● The request: Can you print the data exactly and leave out each image?

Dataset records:
-*-*-

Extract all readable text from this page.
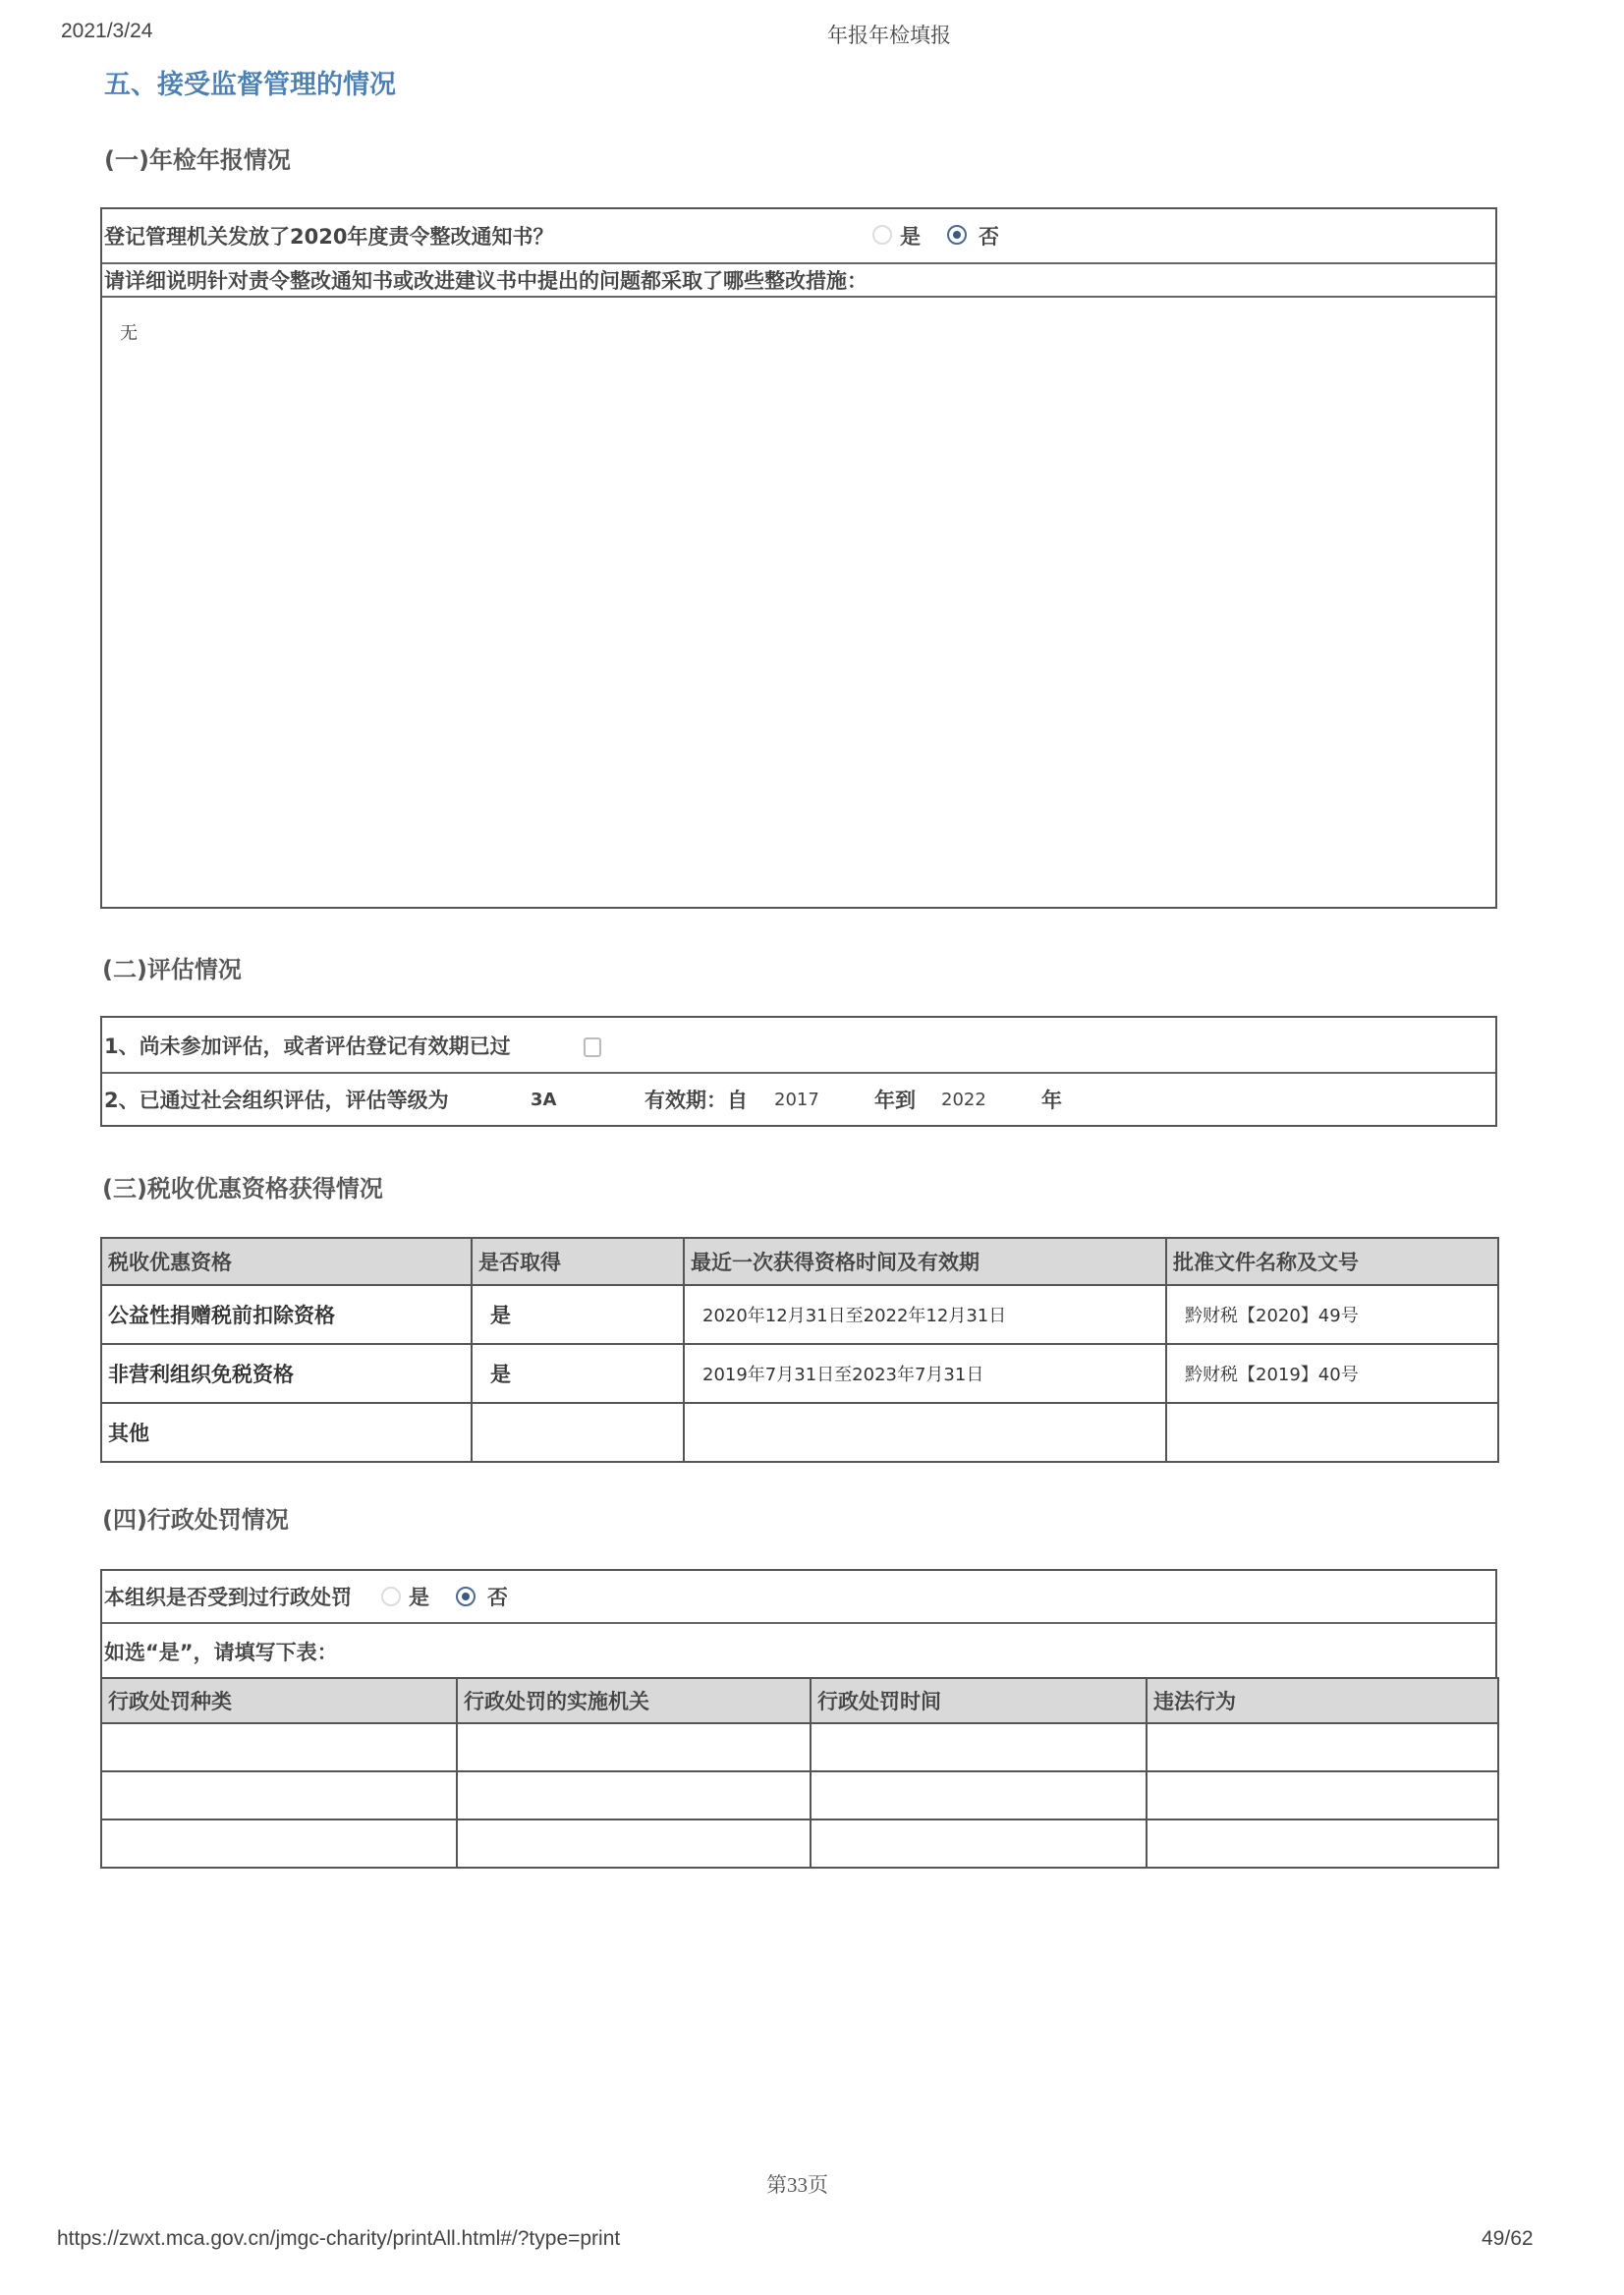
2021/3/24	年报年检填报
五、接受监督管理的情况
(一)年检年报情况
登记管理机关发放了2020年度责令整改通知书？	是	否
请详细说明针对责令整改通知书或改进建议书中提出的问题都采取了哪些整改措施：
无
(二)评估情况
1、尚未参加评估，或者评估登记有效期已过
2、已通过社会组织评估，评估等级为	3A	有效期：自 2017	年到 2022	年
(三)税收优惠资格获得情况
税收优惠资格	是否取得	最近一次获得资格时间及有效期	批准文件名称及文号
公益性捐赠税前扣除资格	是	2020年12月31日至2022年12月31日	黔财税【2020】49号
非营利组织免税资格	是	2019年7月31日至2023年7月31日	黔财税【2019】40号
其他			
(四)行政处罚情况
本组织是否受到过行政处罚	是	否
如选“是”，请填写下表：
行政处罚种类	行政处罚的实施机关	行政处罚时间	违法行为

第33页
https://zwxt.mca.gov.cn/jmgc-charity/printAll.html#/?type=print	49/62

-*-*-

● Complete answer:
Extract all readable text from this page.
2021/3/24	年报年检填报
五、接受监督管理的情况
(一)年检年报情况
登记管理机关发放了2020年度责令整改通知书？	是	否
请详细说明针对责令整改通知书或改进建议书中提出的问题都采取了哪些整改措施：
无
(二)评估情况
1、尚未参加评估，或者评估登记有效期已过
2、已通过社会组织评估，评估等级为	3A	有效期：自 2017	年到 2022	年
(三)税收优惠资格获得情况
税收优惠资格	是否取得	最近一次获得资格时间及有效期	批准文件名称及文号
公益性捐赠税前扣除资格	是	2020年12月31日至2022年12月31日	黔财税【2020】49号
非营利组织免税资格	是	2019年7月31日至2023年7月31日	黔财税【2019】40号
其他			
(四)行政处罚情况
本组织是否受到过行政处罚	是	否
如选“是”，请填写下表：
行政处罚种类	行政处罚的实施机关	行政处罚时间	违法行为

第33页
https://zwxt.mca.gov.cn/jmgc-charity/printAll.html#/?type=print	49/62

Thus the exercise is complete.